== Requirements ==
Check each line of the records below and collect those that include the word "风沙地貌".

== Source data ==
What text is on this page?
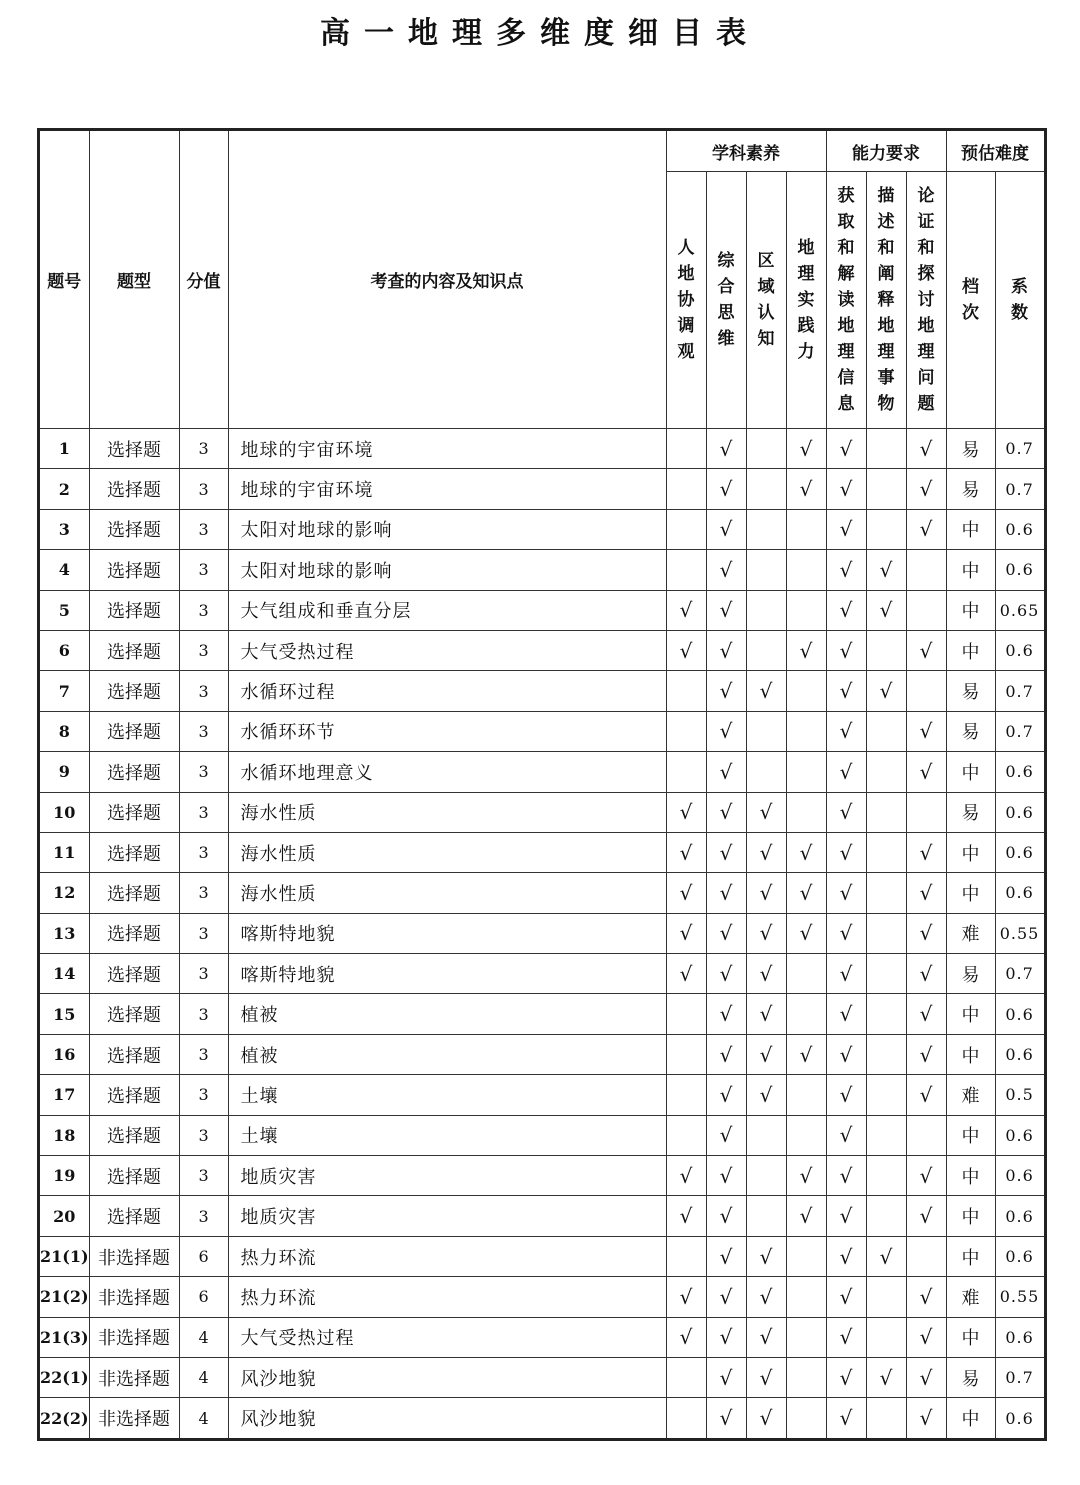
高一地理多维度细目表
题号	题型	分值	考查的内容及知识点	学科素养				能力要求			预估难度	
				人地协调观	综合思维	区域认知	地理实践力	获取和解读地理信息	描述和阐释地理事物	论证和探讨地理问题	档次	系数
1	选择题	3	地球的宇宙环境		√		√	√		√	易	0.7
2	选择题	3	地球的宇宙环境		√		√	√		√	易	0.7
3	选择题	3	太阳对地球的影响		√			√		√	中	0.6
4	选择题	3	太阳对地球的影响		√			√	√		中	0.6
5	选择题	3	大气组成和垂直分层	√	√			√	√		中	0.65
6	选择题	3	大气受热过程	√	√		√	√		√	中	0.6
7	选择题	3	水循环过程		√	√		√	√		易	0.7
8	选择题	3	水循环环节		√			√		√	易	0.7
9	选择题	3	水循环地理意义		√			√		√	中	0.6
10	选择题	3	海水性质	√	√	√		√			易	0.6
11	选择题	3	海水性质	√	√	√	√	√		√	中	0.6
12	选择题	3	海水性质	√	√	√	√	√		√	中	0.6
13	选择题	3	喀斯特地貌	√	√	√	√	√		√	难	0.55
14	选择题	3	喀斯特地貌	√	√	√		√		√	易	0.7
15	选择题	3	植被		√	√		√		√	中	0.6
16	选择题	3	植被		√	√	√	√		√	中	0.6
17	选择题	3	土壤		√	√		√		√	难	0.5
18	选择题	3	土壤		√			√			中	0.6
19	选择题	3	地质灾害	√	√		√	√		√	中	0.6
20	选择题	3	地质灾害	√	√		√	√		√	中	0.6
21(1)	非选择题	6	热力环流		√	√		√	√		中	0.6
21(2)	非选择题	6	热力环流	√	√	√		√		√	难	0.55
21(3)	非选择题	4	大气受热过程	√	√	√		√		√	中	0.6
22(1)	非选择题	4	风沙地貌		√	√		√	√	√	易	0.7
22(2)	非选择题	4	风沙地貌		√	√		√		√	中	0.6
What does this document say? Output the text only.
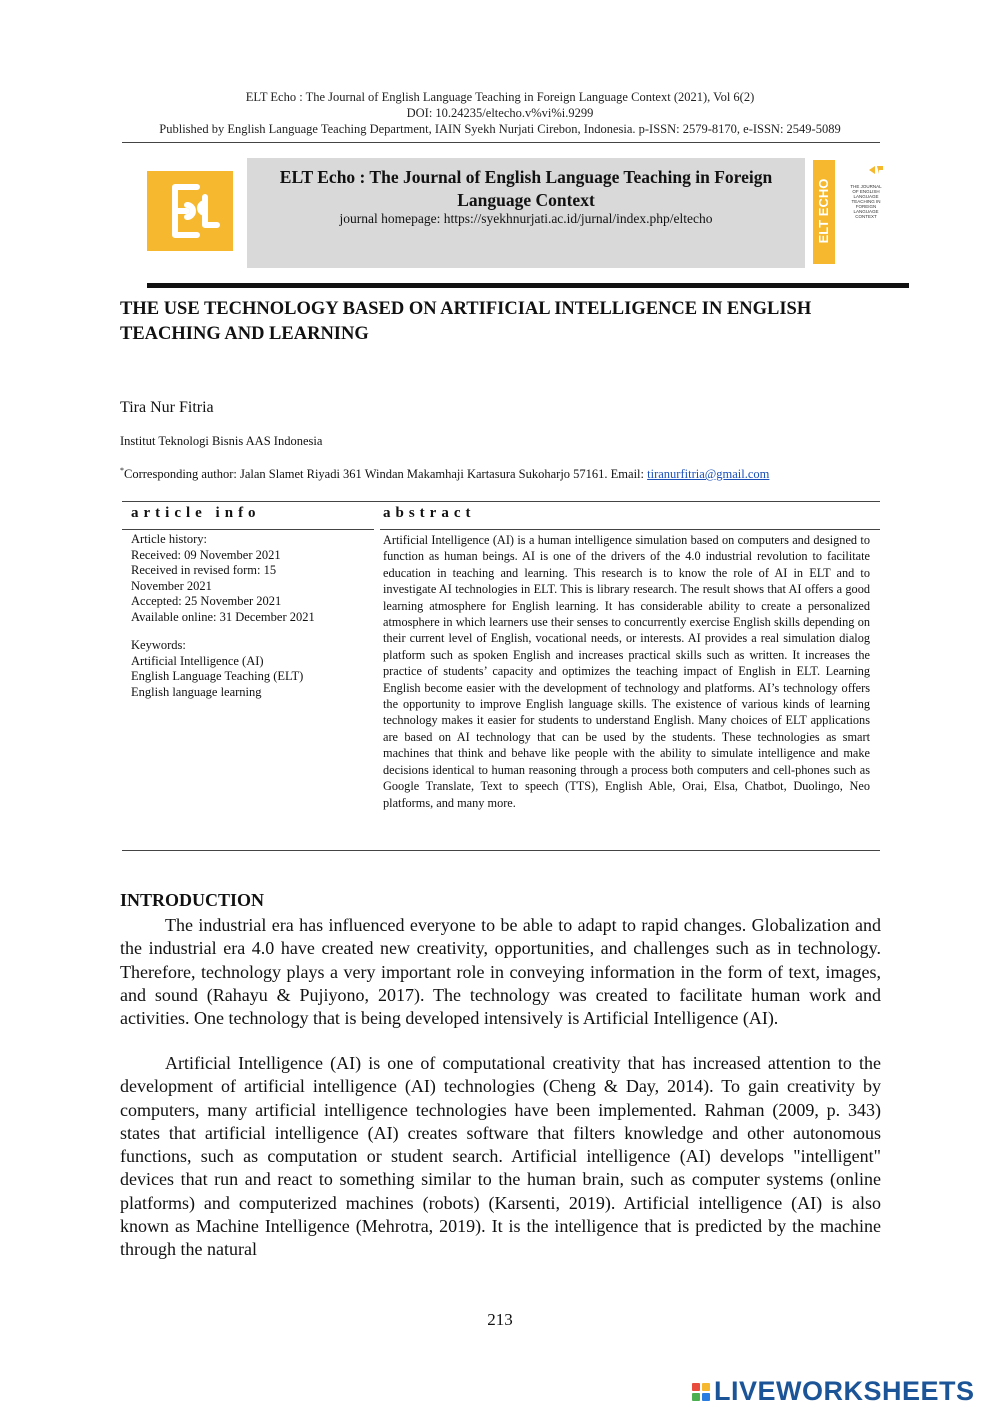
ELT Echo : The Journal of English Language Teaching in Foreign Language Context (2021), Vol 6(2)
DOI: 10.24235/eltecho.v%vi%i.9299
Published by English Language Teaching Department, IAIN Syekh Nurjati Cirebon, Indonesia. p-ISSN: 2579-8170, e-ISSN: 2549-5089
ELT Echo : The Journal of English Language Teaching in Foreign Language Context
journal homepage: https://syekhnurjati.ac.id/jurnal/index.php/eltecho	ELT ECHO	THE JOURNAL OF ENGLISH LANGUAGE TEACHING IN FOREIGN LANGUAGE CONTEXT
THE USE TECHNOLOGY BASED ON ARTIFICIAL INTELLIGENCE IN ENGLISH TEACHING AND LEARNING
Tira Nur Fitria
Institut Teknologi Bisnis AAS Indonesia
*Corresponding author: Jalan Slamet Riyadi 361 Windan Makamhaji Kartasura Sukoharjo 57161. Email: tiranurfitria@gmail.com
article info	abstract
Article history:
Received: 09 November 2021
Received in revised form: 15 November 2021
Accepted: 25 November 2021
Available online: 31 December 2021
Keywords:
Artificial Intelligence (AI)
English Language Teaching (ELT)
English language learning
Artificial Intelligence (AI) is a human intelligence simulation based on computers and designed to function as human beings. AI is one of the drivers of the 4.0 industrial revolution to facilitate education in teaching and learning. This research is to know the role of AI in ELT and to investigate AI technologies in ELT. This is library research. The result shows that AI offers a good learning atmosphere for English learning. It has considerable ability to create a personalized atmosphere in which learners use their senses to concurrently exercise English skills depending on their current level of English, vocational needs, or interests. AI provides a real simulation dialog platform such as spoken English and increases practical skills such as written. It increases the practice of students’ capacity and optimizes the teaching impact of English in ELT. Learning English become easier with the development of technology and platforms. AI’s technology offers the opportunity to improve English language skills. The existence of various kinds of learning technology makes it easier for students to understand English. Many choices of ELT applications are based on AI technology that can be used by the students. These technologies as smart machines that think and behave like people with the ability to simulate intelligence and make decisions identical to human reasoning through a process both computers and cell-phones such as Google Translate, Text to speech (TTS), English Able, Orai, Elsa, Chatbot, Duolingo, Neo platforms, and many more.
INTRODUCTION
The industrial era has influenced everyone to be able to adapt to rapid changes. Globalization and the industrial era 4.0 have created new creativity, opportunities, and challenges such as in technology. Therefore, technology plays a very important role in conveying information in the form of text, images, and sound (Rahayu & Pujiyono, 2017). The technology was created to facilitate human work and activities. One technology that is being developed intensively is Artificial Intelligence (AI).
Artificial Intelligence (AI) is one of computational creativity that has increased attention to the development of artificial intelligence (AI) technologies (Cheng & Day, 2014). To gain creativity by computers, many artificial intelligence technologies have been implemented. Rahman (2009, p. 343) states that artificial intelligence (AI) creates software that filters knowledge and other autonomous functions, such as computation or student search. Artificial intelligence (AI) develops "intelligent" devices that run and react to something similar to the human brain, such as computer systems (online platforms) and computerized machines (robots) (Karsenti, 2019). Artificial intelligence (AI) is also known as Machine Intelligence (Mehrotra, 2019). It is the intelligence that is predicted by the machine through the natural
213
LIVEWORKSHEETS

== Full response ==
22(1)	非选择题	4	风沙地貌		√	√		√	√	√	易	0.7
22(2)	非选择题	4	风沙地貌		√	√		√		√	中	0.6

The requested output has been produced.